■ STATED EXERCISE: Each line of the listing must be transcribed exactly, except for the images, which should be excluded.

Data tied to figure images
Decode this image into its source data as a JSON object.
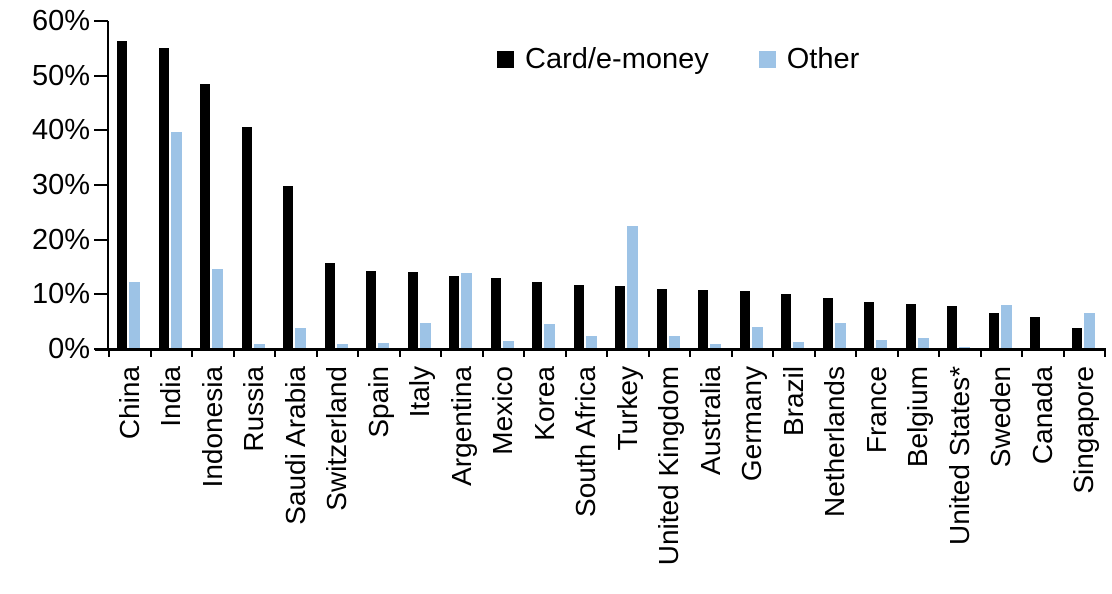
{
  "chart_data": {
    "type": "bar",
    "title": "",
    "xlabel": "",
    "ylabel": "",
    "categories": [
      "China",
      "India",
      "Indonesia",
      "Russia",
      "Saudi Arabia",
      "Switzerland",
      "Spain",
      "Italy",
      "Argentina",
      "Mexico",
      "Korea",
      "South Africa",
      "Turkey",
      "United Kingdom",
      "Australia",
      "Germany",
      "Brazil",
      "Netherlands",
      "France",
      "Belgium",
      "United States*",
      "Sweden",
      "Canada",
      "Singapore"
    ],
    "series": [
      {
        "name": "Card/e-money",
        "color": "#000000",
        "values": [
          56.3,
          55.0,
          48.4,
          40.6,
          29.8,
          15.7,
          14.2,
          14.0,
          13.3,
          12.9,
          12.2,
          11.7,
          11.5,
          11.0,
          10.8,
          10.6,
          10.0,
          9.3,
          8.6,
          8.2,
          7.9,
          6.6,
          5.9,
          3.9
        ]
      },
      {
        "name": "Other",
        "color": "#9DC3E6",
        "values": [
          12.3,
          39.7,
          14.6,
          1.0,
          3.9,
          0.9,
          1.1,
          4.7,
          13.9,
          1.4,
          4.6,
          2.4,
          22.5,
          2.4,
          1.0,
          4.0,
          1.3,
          4.8,
          1.6,
          2.1,
          0.4,
          8.0,
          0,
          6.6
        ]
      }
    ],
    "ylim": [
      0,
      60
    ],
    "yticks": [
      "0%",
      "10%",
      "20%",
      "30%",
      "40%",
      "50%",
      "60%"
    ],
    "ytick_values": [
      0,
      10,
      20,
      30,
      40,
      50,
      60
    ],
    "grid": "off",
    "legend_position": "top-center",
    "axis_color": "#000000",
    "background_color": "#FFFFFF"
  }
}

■ RESULT OF THIS TASK:
Decode this image into its source data as a JSON object.
{
  "chart_data": {
    "type": "bar",
    "title": "",
    "xlabel": "",
    "ylabel": "",
    "categories": [
      "China",
      "India",
      "Indonesia",
      "Russia",
      "Saudi Arabia",
      "Switzerland",
      "Spain",
      "Italy",
      "Argentina",
      "Mexico",
      "Korea",
      "South Africa",
      "Turkey",
      "United Kingdom",
      "Australia",
      "Germany",
      "Brazil",
      "Netherlands",
      "France",
      "Belgium",
      "United States*",
      "Sweden",
      "Canada",
      "Singapore"
    ],
    "series": [
      {
        "name": "Card/e-money",
        "color": "#000000",
        "values": [
          56.3,
          55.0,
          48.4,
          40.6,
          29.8,
          15.7,
          14.2,
          14.0,
          13.3,
          12.9,
          12.2,
          11.7,
          11.5,
          11.0,
          10.8,
          10.6,
          10.0,
          9.3,
          8.6,
          8.2,
          7.9,
          6.6,
          5.9,
          3.9
        ]
      },
      {
        "name": "Other",
        "color": "#9DC3E6",
        "values": [
          12.3,
          39.7,
          14.6,
          1.0,
          3.9,
          0.9,
          1.1,
          4.7,
          13.9,
          1.4,
          4.6,
          2.4,
          22.5,
          2.4,
          1.0,
          4.0,
          1.3,
          4.8,
          1.6,
          2.1,
          0.4,
          8.0,
          0,
          6.6
        ]
      }
    ],
    "ylim": [
      0,
      60
    ],
    "yticks": [
      "0%",
      "10%",
      "20%",
      "30%",
      "40%",
      "50%",
      "60%"
    ],
    "ytick_values": [
      0,
      10,
      20,
      30,
      40,
      50,
      60
    ],
    "grid": "off",
    "legend_position": "top-center",
    "axis_color": "#000000",
    "background_color": "#FFFFFF"
  }
}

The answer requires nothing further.